_REQUIREMENTS_
Where a line contains the string "turned", copy that line.

_PROVIDED INFORMATION_
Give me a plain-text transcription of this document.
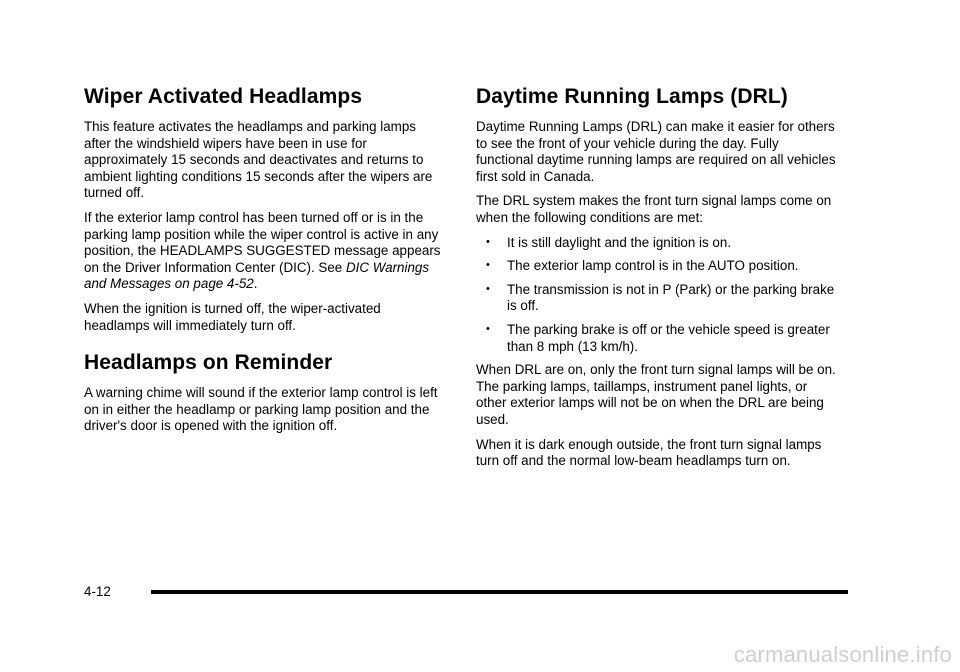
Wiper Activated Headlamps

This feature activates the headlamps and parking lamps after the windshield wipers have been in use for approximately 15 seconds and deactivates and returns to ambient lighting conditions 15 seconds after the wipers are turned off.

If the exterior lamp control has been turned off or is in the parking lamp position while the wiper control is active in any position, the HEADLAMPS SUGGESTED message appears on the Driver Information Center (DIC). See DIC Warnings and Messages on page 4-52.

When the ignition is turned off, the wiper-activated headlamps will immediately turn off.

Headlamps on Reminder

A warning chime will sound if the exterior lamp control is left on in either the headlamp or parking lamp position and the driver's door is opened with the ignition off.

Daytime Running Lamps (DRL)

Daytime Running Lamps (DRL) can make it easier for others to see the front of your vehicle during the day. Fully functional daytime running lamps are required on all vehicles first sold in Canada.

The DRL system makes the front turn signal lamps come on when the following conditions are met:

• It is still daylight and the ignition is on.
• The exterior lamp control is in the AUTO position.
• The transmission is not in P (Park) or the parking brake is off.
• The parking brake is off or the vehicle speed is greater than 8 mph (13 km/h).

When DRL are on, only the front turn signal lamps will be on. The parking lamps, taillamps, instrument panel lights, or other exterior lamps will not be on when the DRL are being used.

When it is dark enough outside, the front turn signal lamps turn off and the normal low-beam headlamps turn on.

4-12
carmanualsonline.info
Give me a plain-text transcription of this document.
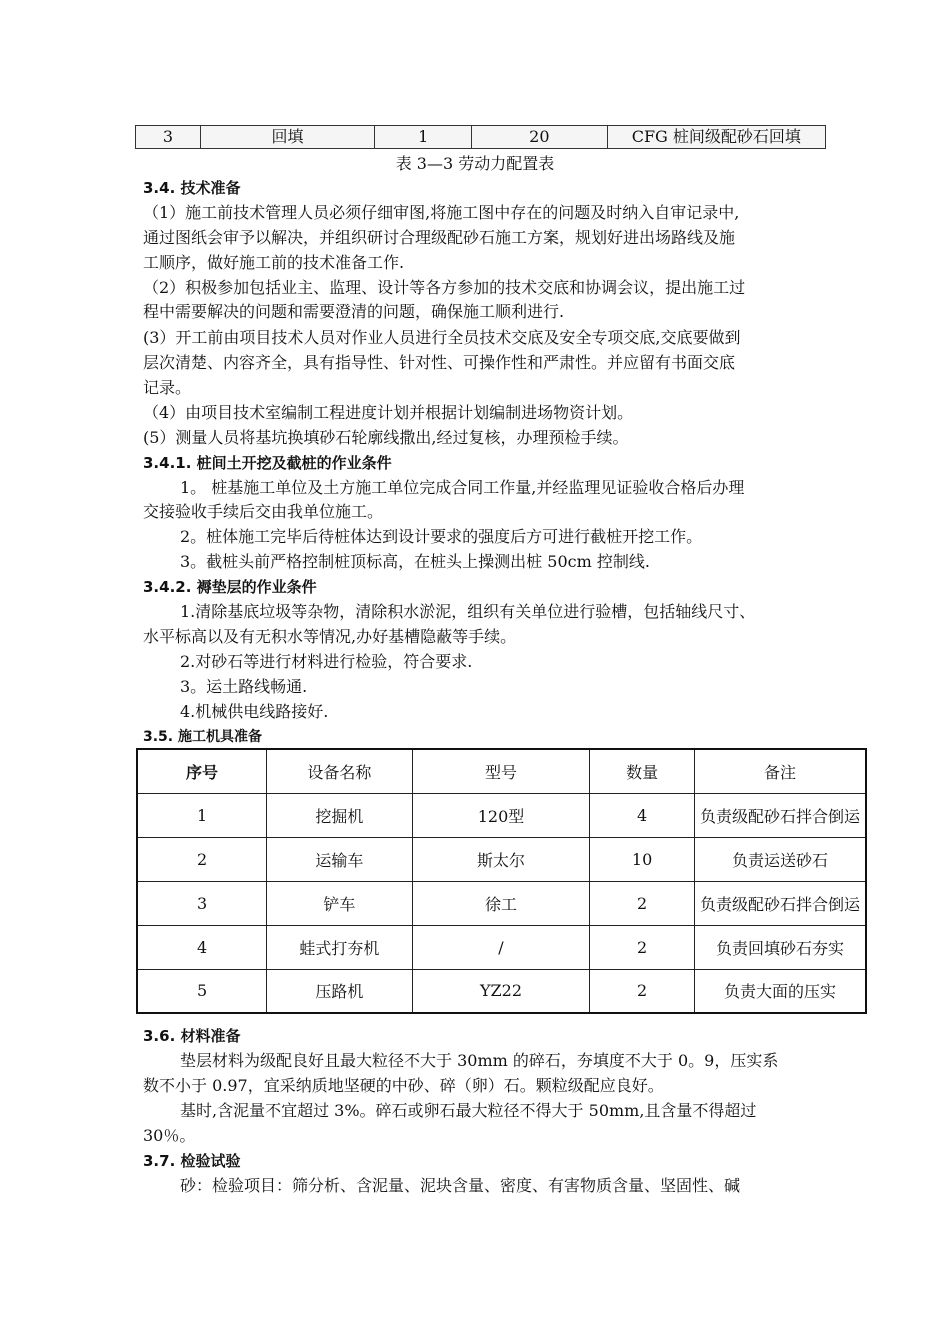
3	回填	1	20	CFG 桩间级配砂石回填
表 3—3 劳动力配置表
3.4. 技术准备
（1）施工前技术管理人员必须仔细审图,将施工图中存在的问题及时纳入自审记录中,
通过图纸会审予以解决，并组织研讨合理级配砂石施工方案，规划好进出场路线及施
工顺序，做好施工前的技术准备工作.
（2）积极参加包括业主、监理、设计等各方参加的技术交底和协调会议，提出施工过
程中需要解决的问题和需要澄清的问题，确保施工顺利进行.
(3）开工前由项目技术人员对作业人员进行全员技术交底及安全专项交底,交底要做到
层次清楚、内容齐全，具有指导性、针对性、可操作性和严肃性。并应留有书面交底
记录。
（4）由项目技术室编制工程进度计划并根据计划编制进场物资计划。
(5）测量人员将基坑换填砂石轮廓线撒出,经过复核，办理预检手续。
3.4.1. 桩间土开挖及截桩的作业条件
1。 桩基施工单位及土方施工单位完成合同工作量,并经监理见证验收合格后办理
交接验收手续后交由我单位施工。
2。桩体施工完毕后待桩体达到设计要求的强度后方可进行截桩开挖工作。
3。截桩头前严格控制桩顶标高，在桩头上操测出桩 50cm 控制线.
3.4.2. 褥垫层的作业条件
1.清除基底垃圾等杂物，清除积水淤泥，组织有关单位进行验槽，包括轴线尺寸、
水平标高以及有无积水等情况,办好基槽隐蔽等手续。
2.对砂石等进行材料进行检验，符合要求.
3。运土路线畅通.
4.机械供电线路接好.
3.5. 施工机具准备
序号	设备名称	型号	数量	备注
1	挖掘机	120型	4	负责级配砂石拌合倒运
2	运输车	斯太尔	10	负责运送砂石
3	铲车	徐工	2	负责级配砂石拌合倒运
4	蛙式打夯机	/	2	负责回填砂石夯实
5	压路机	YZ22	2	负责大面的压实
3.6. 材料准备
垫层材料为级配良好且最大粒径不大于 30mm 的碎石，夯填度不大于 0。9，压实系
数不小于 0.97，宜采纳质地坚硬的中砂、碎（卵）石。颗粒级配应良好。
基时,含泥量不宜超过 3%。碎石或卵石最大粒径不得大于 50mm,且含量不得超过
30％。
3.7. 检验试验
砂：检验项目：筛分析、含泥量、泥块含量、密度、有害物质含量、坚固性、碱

_TASK OUTPUT_
This feature activates the headlamps and parking lamps after the windshield wipers have been in use for approximately 15 seconds and deactivates and returns to ambient lighting conditions 15 seconds after the wipers are turned off.
If the exterior lamp control has been turned off or is in the parking lamp position while the wiper control is active in any position, the HEADLAMPS SUGGESTED message appears on the Driver Information Center (DIC). See DIC Warnings and Messages on page 4-52.
When the ignition is turned off, the wiper-activated headlamps will immediately turn off.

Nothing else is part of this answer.